> **WORK TO COMPLETE**
Convert the records below into a JSON array of strings, one string per line, with blank lines omitted.

> **RECORDS SUPPLIED**
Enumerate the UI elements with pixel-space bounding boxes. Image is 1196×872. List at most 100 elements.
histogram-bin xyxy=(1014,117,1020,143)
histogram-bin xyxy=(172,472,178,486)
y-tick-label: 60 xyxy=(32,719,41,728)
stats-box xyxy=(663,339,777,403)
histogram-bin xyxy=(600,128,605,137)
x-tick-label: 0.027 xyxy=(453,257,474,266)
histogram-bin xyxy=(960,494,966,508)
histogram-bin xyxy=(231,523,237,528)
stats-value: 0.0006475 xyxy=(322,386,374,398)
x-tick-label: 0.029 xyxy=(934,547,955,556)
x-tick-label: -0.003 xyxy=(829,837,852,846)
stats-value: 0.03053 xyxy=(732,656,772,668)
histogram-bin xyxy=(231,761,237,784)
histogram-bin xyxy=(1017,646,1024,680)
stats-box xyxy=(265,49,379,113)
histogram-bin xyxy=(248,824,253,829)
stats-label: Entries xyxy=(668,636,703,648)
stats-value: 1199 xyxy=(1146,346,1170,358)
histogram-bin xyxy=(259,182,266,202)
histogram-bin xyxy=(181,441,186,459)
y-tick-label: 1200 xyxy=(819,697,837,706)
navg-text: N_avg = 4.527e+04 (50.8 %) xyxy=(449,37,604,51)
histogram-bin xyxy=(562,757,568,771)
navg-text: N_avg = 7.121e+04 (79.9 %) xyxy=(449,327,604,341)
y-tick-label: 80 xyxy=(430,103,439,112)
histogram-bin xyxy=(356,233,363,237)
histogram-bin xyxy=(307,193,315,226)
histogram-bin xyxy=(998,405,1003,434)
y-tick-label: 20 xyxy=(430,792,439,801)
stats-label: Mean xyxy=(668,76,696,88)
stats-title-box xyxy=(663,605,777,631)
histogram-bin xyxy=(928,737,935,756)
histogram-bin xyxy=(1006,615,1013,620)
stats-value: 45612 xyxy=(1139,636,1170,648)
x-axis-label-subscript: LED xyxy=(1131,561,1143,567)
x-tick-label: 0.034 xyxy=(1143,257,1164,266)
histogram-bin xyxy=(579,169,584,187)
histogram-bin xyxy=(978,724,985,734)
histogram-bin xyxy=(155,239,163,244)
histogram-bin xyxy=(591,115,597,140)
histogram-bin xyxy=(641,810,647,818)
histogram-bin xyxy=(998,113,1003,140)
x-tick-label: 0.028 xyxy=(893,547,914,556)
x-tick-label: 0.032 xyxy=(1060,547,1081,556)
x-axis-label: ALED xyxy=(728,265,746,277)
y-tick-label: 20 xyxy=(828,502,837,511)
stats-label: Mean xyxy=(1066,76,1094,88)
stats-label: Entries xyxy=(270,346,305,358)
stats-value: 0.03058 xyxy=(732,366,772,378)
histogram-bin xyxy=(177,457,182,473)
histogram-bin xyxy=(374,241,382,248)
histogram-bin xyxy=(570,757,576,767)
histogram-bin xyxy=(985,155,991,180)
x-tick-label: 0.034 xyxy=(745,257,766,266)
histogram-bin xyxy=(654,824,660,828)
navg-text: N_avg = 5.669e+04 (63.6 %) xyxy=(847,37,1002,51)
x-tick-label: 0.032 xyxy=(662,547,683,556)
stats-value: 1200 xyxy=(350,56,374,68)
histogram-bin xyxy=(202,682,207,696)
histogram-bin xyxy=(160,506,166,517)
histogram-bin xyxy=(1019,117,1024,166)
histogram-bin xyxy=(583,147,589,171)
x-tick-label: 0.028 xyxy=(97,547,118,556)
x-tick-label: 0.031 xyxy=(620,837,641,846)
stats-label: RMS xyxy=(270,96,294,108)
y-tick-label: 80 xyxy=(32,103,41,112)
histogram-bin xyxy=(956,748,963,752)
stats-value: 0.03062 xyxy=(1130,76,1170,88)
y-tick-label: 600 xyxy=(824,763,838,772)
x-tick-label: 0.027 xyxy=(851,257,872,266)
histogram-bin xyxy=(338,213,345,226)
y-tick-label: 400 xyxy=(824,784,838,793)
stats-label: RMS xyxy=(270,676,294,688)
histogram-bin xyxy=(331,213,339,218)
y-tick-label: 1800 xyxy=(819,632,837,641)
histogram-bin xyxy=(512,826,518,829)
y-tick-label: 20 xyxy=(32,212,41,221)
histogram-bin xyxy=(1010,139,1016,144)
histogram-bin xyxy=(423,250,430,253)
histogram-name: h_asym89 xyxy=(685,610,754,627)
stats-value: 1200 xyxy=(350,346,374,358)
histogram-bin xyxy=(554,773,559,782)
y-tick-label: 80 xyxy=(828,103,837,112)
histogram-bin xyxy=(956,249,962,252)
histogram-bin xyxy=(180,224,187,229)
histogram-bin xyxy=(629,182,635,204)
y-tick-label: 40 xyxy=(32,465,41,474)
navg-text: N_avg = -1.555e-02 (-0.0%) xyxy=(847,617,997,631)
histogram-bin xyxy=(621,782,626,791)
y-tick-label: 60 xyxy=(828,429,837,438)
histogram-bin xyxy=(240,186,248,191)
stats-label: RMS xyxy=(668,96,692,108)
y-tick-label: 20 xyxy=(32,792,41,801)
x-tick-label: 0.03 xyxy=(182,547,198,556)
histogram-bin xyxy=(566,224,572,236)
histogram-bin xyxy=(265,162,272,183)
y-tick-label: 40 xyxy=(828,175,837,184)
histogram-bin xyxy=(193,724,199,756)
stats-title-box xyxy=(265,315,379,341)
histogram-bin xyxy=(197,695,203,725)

> **RESPONSE TO THE TASK**
[
  "Enumerate the UI elements with pixel-space bounding boxes. Image is 1196×872. List at most 100 elements.",
  "histogram-bin xyxy=(1014,117,1020,143)",
  "histogram-bin xyxy=(172,472,178,486)",
  "y-tick-label: 60 xyxy=(32,719,41,728)",
  "stats-box xyxy=(663,339,777,403)",
  "histogram-bin xyxy=(600,128,605,137)",
  "x-tick-label: 0.027 xyxy=(453,257,474,266)",
  "histogram-bin xyxy=(960,494,966,508)",
  "histogram-bin xyxy=(231,523,237,528)",
  "stats-value: 0.0006475 xyxy=(322,386,374,398)",
  "x-tick-label: 0.029 xyxy=(934,547,955,556)",
  "x-tick-label: -0.003 xyxy=(829,837,852,846)",
  "stats-value: 0.03053 xyxy=(732,656,772,668)",
  "histogram-bin xyxy=(231,761,237,784)",
  "histogram-bin xyxy=(1017,646,1024,680)",
  "stats-box xyxy=(265,49,379,113)",
  "histogram-bin xyxy=(248,824,253,829)",
  "stats-label: Entries xyxy=(668,636,703,648)",
  "stats-value: 1199 xyxy=(1146,346,1170,358)",
  "histogram-bin xyxy=(259,182,266,202)",
  "histogram-bin xyxy=(181,441,186,459)",
  "y-tick-label: 1200 xyxy=(819,697,837,706)",
  "navg-text: N_avg = 4.527e+04 (50.8 %) xyxy=(449,37,604,51)",
  "histogram-bin xyxy=(562,757,568,771)",
  "navg-text: N_avg = 7.121e+04 (79.9 %) xyxy=(449,327,604,341)",
  "y-tick-label: 80 xyxy=(430,103,439,112)",
  "histogram-bin xyxy=(356,233,363,237)",
  "histogram-bin xyxy=(307,193,315,226)",
  "histogram-bin xyxy=(998,405,1003,434)",
  "y-tick-label: 20 xyxy=(430,792,439,801)",
  "stats-label: Mean xyxy=(668,76,696,88)",
  "stats-title-box xyxy=(663,605,777,631)",
  "histogram-bin xyxy=(928,737,935,756)",
  "histogram-bin xyxy=(1006,615,1013,620)",
  "stats-value: 45612 xyxy=(1139,636,1170,648)",
  "x-axis-label-subscript: LED xyxy=(1131,561,1143,567)",
  "x-tick-label: 0.034 xyxy=(1143,257,1164,266)",
  "histogram-bin xyxy=(579,169,584,187)",
  "histogram-bin xyxy=(978,724,985,734)",
  "histogram-bin xyxy=(155,239,163,244)",
  "histogram-bin xyxy=(591,115,597,140)",
  "histogram-bin xyxy=(641,810,647,818)",
  "histogram-bin xyxy=(998,113,1003,140)",
  "x-tick-label: 0.028 xyxy=(893,547,914,556)",
  "x-tick-label: 0.032 xyxy=(1060,547,1081,556)",
  "x-axis-label: ALED xyxy=(728,265,746,277)",
  "y-tick-label: 20 xyxy=(828,502,837,511)",
  "stats-label: Mean xyxy=(1066,76,1094,88)",
  "stats-label: Entries xyxy=(270,346,305,358)",
  "stats-value: 0.03058 xyxy=(732,366,772,378)",
  "histogram-bin xyxy=(177,457,182,473)",
  "histogram-bin xyxy=(374,241,382,248)",
  "histogram-bin xyxy=(570,757,576,767)",
  "histogram-bin xyxy=(985,155,991,180)",
  "x-tick-label: 0.034 xyxy=(745,257,766,266)",
  "histogram-bin xyxy=(654,824,660,828)",
  "navg-text: N_avg = 5.669e+04 (63.6 %) xyxy=(847,37,1002,51)",
  "x-tick-label: 0.032 xyxy=(662,547,683,556)",
  "stats-value: 1200 xyxy=(350,56,374,68)",
  "histogram-bin xyxy=(202,682,207,696)",
  "histogram-bin xyxy=(160,506,166,517)",
  "histogram-bin xyxy=(1019,117,1024,166)",
  "histogram-bin xyxy=(583,147,589,171)",
  "x-tick-label: 0.028 xyxy=(97,547,118,556)",
  "x-tick-label: 0.031 xyxy=(620,837,641,846)",
  "stats-label: RMS xyxy=(270,96,294,108)",
  "y-tick-label: 80 xyxy=(32,103,41,112)",
  "histogram-bin xyxy=(956,748,963,752)",
  "stats-value: 0.03062 xyxy=(1130,76,1170,88)",
  "y-tick-label: 600 xyxy=(824,763,838,772)",
  "x-tick-label: 0.027 xyxy=(851,257,872,266)",
  "histogram-bin xyxy=(338,213,345,226)",
  "y-tick-label: 400 xyxy=(824,784,838,793)",
  "stats-label: RMS xyxy=(270,676,294,688)",
  "histogram-bin xyxy=(331,213,339,218)",
  "y-tick-label: 1800 xyxy=(819,632,837,641)",
  "histogram-bin xyxy=(512,826,518,829)",
  "y-tick-label: 20 xyxy=(32,212,41,221)",
  "histogram-bin xyxy=(1010,139,1016,144)",
  "histogram-bin xyxy=(423,250,430,253)",
  "histogram-name: h_asym89 xyxy=(685,610,754,627)",
  "stats-value: 1200 xyxy=(350,346,374,358)",
  "histogram-bin xyxy=(554,773,559,782)",
  "y-tick-label: 80 xyxy=(828,103,837,112)",
  "histogram-bin xyxy=(956,249,962,252)",
  "histogram-bin xyxy=(180,224,187,229)",
  "histogram-bin xyxy=(629,182,635,204)",
  "y-tick-label: 40 xyxy=(32,465,41,474)",
  "navg-text: N_avg = -1.555e-02 (-0.0%) xyxy=(847,617,997,631)",
  "histogram-bin xyxy=(621,782,626,791)",
  "y-tick-label: 60 xyxy=(828,429,837,438)",
  "histogram-bin xyxy=(240,186,248,191)",
  "stats-label: RMS xyxy=(668,96,692,108)",
  "y-tick-label: 20 xyxy=(32,792,41,801)",
  "x-tick-label: 0.03 xyxy=(182,547,198,556)",
  "histogram-bin xyxy=(566,224,572,236)",
  "histogram-bin xyxy=(265,162,272,183)",
  "y-tick-label: 40 xyxy=(828,175,837,184)",
  "histogram-bin xyxy=(193,724,199,756)",
  "stats-title-box xyxy=(265,315,379,341)",
  "histogram-bin xyxy=(197,695,203,725)"
]